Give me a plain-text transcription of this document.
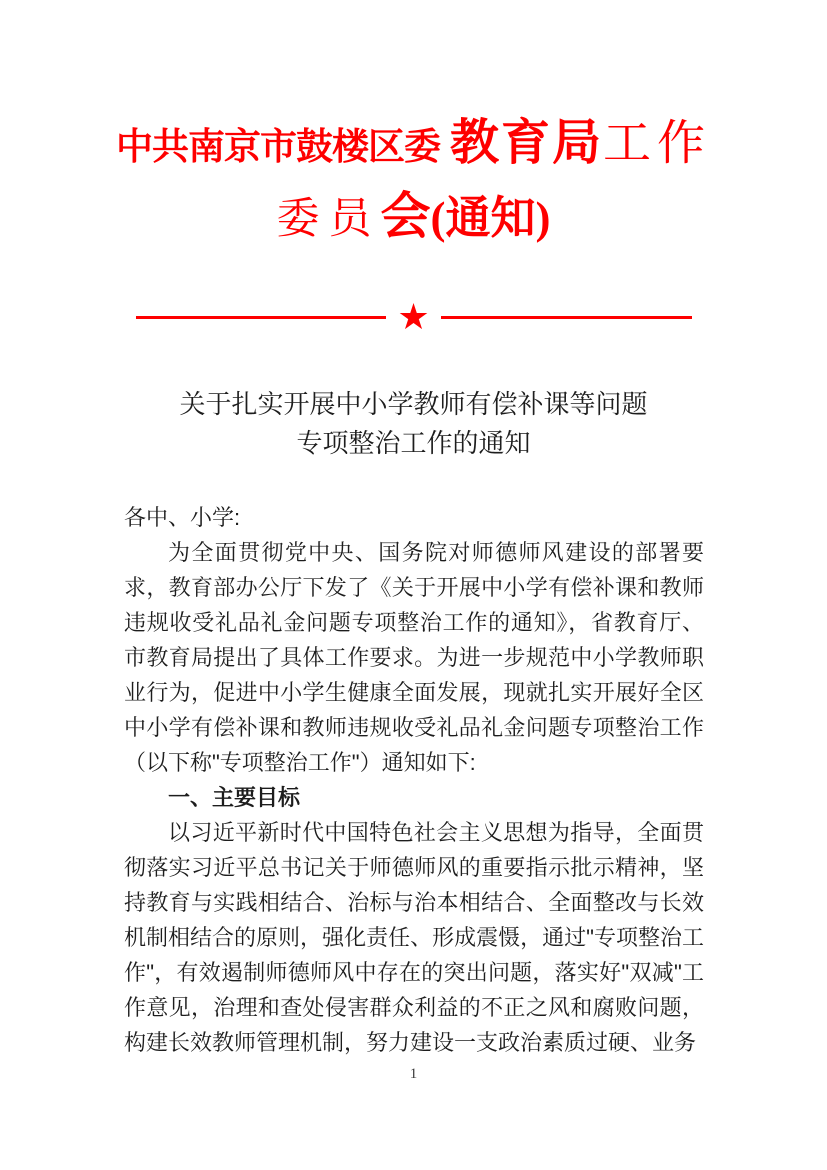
中共南京市鼓楼区委 教育局工作
委员会(通知)
★
关于扎实开展中小学教师有偿补课等问题
专项整治工作的通知

各中、小学:

为全面贯彻党中央、国务院对师德师风建设的部署要求，教育部办公厅下发了《关于开展中小学有偿补课和教师违规收受礼品礼金问题专项整治工作的通知》，省教育厅、市教育局提出了具体工作要求。为进一步规范中小学教师职业行为，促进中小学生健康全面发展，现就扎实开展好全区中小学有偿补课和教师违规收受礼品礼金问题专项整治工作（以下称"专项整治工作"）通知如下:

一、主要目标

以习近平新时代中国特色社会主义思想为指导，全面贯彻落实习近平总书记关于师德师风的重要指示批示精神，坚持教育与实践相结合、治标与治本相结合、全面整改与长效机制相结合的原则，强化责任、形成震慑，通过"专项整治工作"，有效遏制师德师风中存在的突出问题，落实好"双减"工作意见，治理和查处侵害群众利益的不正之风和腐败问题，构建长效教师管理机制，努力建设一支政治素质过硬、业务

1
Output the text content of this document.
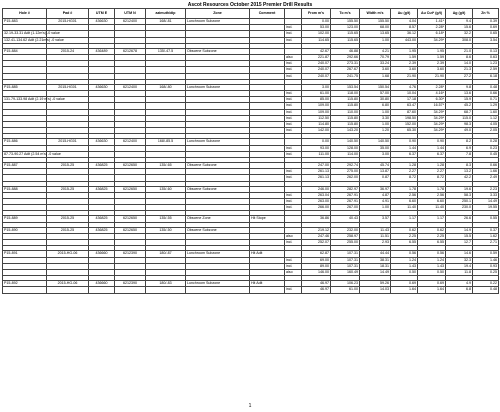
Ascot Resources October 2015 Premier Drill Results
Hole #	Pad #	UTM E	UTM N	azimuth/dip	Zone	Comment		From m's	To m's	Width m's	Au (g/t)	Au Cut* (g/t)	Ag (g/t)	Zn %
P15-883	2015-HG01	436630	6212400	168/-81	Lunchroom Subzone			0.00	155.50	155.50	4.04	1.41*	9.4	0.39
							incl.	53.00	123.00	68.00	8.57	2.28*	15.6	0.69
32.19-33.31 Adit (1.12m's) -0 value							incl.	102.00	115.65	13.65	36.12	6.18*	32.2	0.65
132.41-134.62 Adit (2.21m's) -0 value							incl.	114.65	115.65	1.00	443.00	34.29*	308.0	3.54

P15-884	2015-24	436489	6212678	135/-47.5	Obscene Subzone			42.67	46.88	4.21	1.95	1.95	21.0	0.13
							also	221.87	292.66	70.79	1.59	1.59	8.6	0.63
							incl.	240.07	273.31	33.24	2.39	2.39	14.0	1.23
							incl.	240.07	267.67	3.60	3.60	3.60	21.3	2.59
							incl.	240.07	241.75	1.68	21.90	21.90	27.2	6.18

P15-885	2015-HG01	436630	6212400	168/-80	Lunchroom Subzone			3.00	153.54	150.54	4.76	2.28*	9.8	0.48
							incl.	61.00	118.00	57.00	10.04	4.16*	13.6	0.66
131.79-133.98 Adit (2.19 m's) -0 value							incl.	85.00	115.80	30.80	17.18	6.30*	15.9	0.71
							incl.	109.00	115.80	6.80	63.47	16.57*	45.2	1.29
							incl.	109.00	110.00	1.00	87.60	34.29*	68.7	1.60
							incl.	112.50	115.80	3.30	198.50	34.29*	115.0	1.12
							incl.	114.80	115.80	1.00	152.00	34.29*	98.3	4.05
							incl.	142.00	143.20	1.20	65.30	34.29*	49.0	2.05

P15-886	2015-HG01	436630	6212400	168/-85.5	Lunchroom Subzone			0.00	140.50	140.50	0.90	0.90	8.2	0.28
							incl.	93.00	128.00	35.00	1.44	1.44	6.9	0.23
87.73-90.27 Adit (2.54 m's) -0 value							incl.	111.00	114.00	3.00	6.37	6.37	7.8	0.45

P15-887	2015-25	436825	6212650	135/-65	Obscene Subzone			247.00	292.74	45.74	1.28	1.28	8.3	0.66
							incl.	261.13	275.00	13.87	2.27	2.27	13.2	1.66
							incl.	261.13	262.00	0.87	8.72	8.72	42.2	2.49

P15-888	2015-25	436825	6212650	135/-60	Obscene Subzone			246.00	282.97	36.97	1.78	1.78	19.6	2.23
							incl.	263.04	267.91	4.87	2.56	2.56	58.3	3.33
							incl.	263.00	267.91	4.91	6.60	6.60	250.1	14.49
							incl.	266.00	267.00	1.00	11.40	11.40	230.0	19.55

P15-889	2015-25	436825	6212650	135/-55	Obscene Zone	Hit Stope		36.86	40.43	3.57	1.17	1.17	26.6	0.55

P15-890	2015-25	436825	6212650	135/-50	Obscene Subzone			219.12	232.00	11.43	0.62	0.62	14.9	0.37
							also	247.46	258.97	11.51	2.25	2.25	15.5	1.62
							incl.	252.07	255.00	2.93	6.55	6.55	12.7	2.71

P15-891	2015-HG-06	436660	6212390	180/-87	Lunchroom Subzone	Hit Adit		62.87	107.31	44.44	0.56	0.56	14.6	0.59
							incl.	69.00	107.31	38.31	1.24	1.24	32.3	1.46
							incl.	89.00	107.31	18.31	1.43	1.43	19.4	0.93
							also	146.00	160.49	14.49	0.50	0.50	11.8	0.25

P15-892	2015-HG-06	436660	6212390	180/-83	Lunchroom Subzone	Hit Adit		46.97	106.23	59.26	0.69	0.69	4.9	0.22
							incl.	46.97	61.00	14.03	1.64	1.64	6.8	0.48
1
□ □ □ □ □
Transcribe all of the entries word for word, but skip any pictures they contain.

Give me a plain-text transcription of this document.
中共南京市鼓楼区委 教育局工作
委员会(通知)
★
关于扎实开展中小学教师有偿补课等问题
专项整治工作的通知

各中、小学:

为全面贯彻党中央、国务院对师德师风建设的部署要求，教育部办公厅下发了《关于开展中小学有偿补课和教师违规收受礼品礼金问题专项整治工作的通知》，省教育厅、市教育局提出了具体工作要求。为进一步规范中小学教师职业行为，促进中小学生健康全面发展，现就扎实开展好全区中小学有偿补课和教师违规收受礼品礼金问题专项整治工作（以下称"专项整治工作"）通知如下:

一、主要目标

以习近平新时代中国特色社会主义思想为指导，全面贯彻落实习近平总书记关于师德师风的重要指示批示精神，坚持教育与实践相结合、治标与治本相结合、全面整改与长效机制相结合的原则，强化责任、形成震慑，通过"专项整治工作"，有效遏制师德师风中存在的突出问题，落实好"双减"工作意见，治理和查处侵害群众利益的不正之风和腐败问题，构建长效教师管理机制，努力建设一支政治素质过硬、业务

1
Output the text content of this document.
Ascot Resources October 2015 Premier Drill Results
Hole #	Pad #	UTM E	UTM N	azimuth/dip	Zone	Comment		From m's	To m's	Width m's	Au (g/t)	Au Cut* (g/t)	Ag (g/t)	Zn %
P15-883	2015-HG01	436630	6212400	168/-81	Lunchroom Subzone			0.00	155.50	155.50	4.04	1.41*	9.4	0.39
							incl.	53.00	123.00	68.00	8.57	2.28*	15.6	0.69
32.19-33.31 Adit (1.12m's) -0 value							incl.	102.00	115.65	13.65	36.12	6.18*	32.2	0.65
132.41-134.62 Adit (2.21m's) -0 value							incl.	114.65	115.65	1.00	443.00	34.29*	308.0	3.54

P15-884	2015-24	436489	6212678	135/-47.5	Obscene Subzone			42.67	46.88	4.21	1.95	1.95	21.0	0.13
							also	221.87	292.66	70.79	1.59	1.59	8.6	0.63
							incl.	240.07	273.31	33.24	2.39	2.39	14.0	1.23
							incl.	240.07	267.67	3.60	3.60	3.60	21.3	2.59
							incl.	240.07	241.75	1.68	21.90	21.90	27.2	6.18

P15-885	2015-HG01	436630	6212400	168/-80	Lunchroom Subzone			3.00	153.54	150.54	4.76	2.28*	9.8	0.48
							incl.	61.00	118.00	57.00	10.04	4.16*	13.6	0.66
131.79-133.98 Adit (2.19 m's) -0 value							incl.	85.00	115.80	30.80	17.18	6.30*	15.9	0.71
							incl.	109.00	115.80	6.80	63.47	16.57*	45.2	1.29
							incl.	109.00	110.00	1.00	87.60	34.29*	68.7	1.60
							incl.	112.50	115.80	3.30	198.50	34.29*	115.0	1.12
							incl.	114.80	115.80	1.00	152.00	34.29*	98.3	4.05
							incl.	142.00	143.20	1.20	65.30	34.29*	49.0	2.05

P15-886	2015-HG01	436630	6212400	168/-85.5	Lunchroom Subzone			0.00	140.50	140.50	0.90	0.90	8.2	0.28
							incl.	93.00	128.00	35.00	1.44	1.44	6.9	0.23
87.73-90.27 Adit (2.54 m's) -0 value							incl.	111.00	114.00	3.00	6.37	6.37	7.8	0.45

P15-887	2015-25	436825	6212650	135/-65	Obscene Subzone			247.00	292.74	45.74	1.28	1.28	8.3	0.66
							incl.	261.13	275.00	13.87	2.27	2.27	13.2	1.66
							incl.	261.13	262.00	0.87	8.72	8.72	42.2	2.49

P15-888	2015-25	436825	6212650	135/-60	Obscene Subzone			246.00	282.97	36.97	1.78	1.78	19.6	2.23
							incl.	263.04	267.91	4.87	2.56	2.56	58.3	3.33
							incl.	263.00	267.91	4.91	6.60	6.60	250.1	14.49
							incl.	266.00	267.00	1.00	11.40	11.40	230.0	19.55

P15-889	2015-25	436825	6212650	135/-55	Obscene Zone	Hit Stope		36.86	40.43	3.57	1.17	1.17	26.6	0.55

P15-890	2015-25	436825	6212650	135/-50	Obscene Subzone			219.12	232.00	11.43	0.62	0.62	14.9	0.37
							also	247.46	258.97	11.51	2.25	2.25	15.5	1.62
							incl.	252.07	255.00	2.93	6.55	6.55	12.7	2.71

P15-891	2015-HG-06	436660	6212390	180/-87	Lunchroom Subzone	Hit Adit		62.87	107.31	44.44	0.56	0.56	14.6	0.59
							incl.	69.00	107.31	38.31	1.24	1.24	32.3	1.46
							incl.	89.00	107.31	18.31	1.43	1.43	19.4	0.93
							also	146.00	160.49	14.49	0.50	0.50	11.8	0.25

P15-892	2015-HG-06	436660	6212390	180/-83	Lunchroom Subzone	Hit Adit		46.97	106.23	59.26	0.69	0.69	4.9	0.22
							incl.	46.97	61.00	14.03	1.64	1.64	6.8	0.48
1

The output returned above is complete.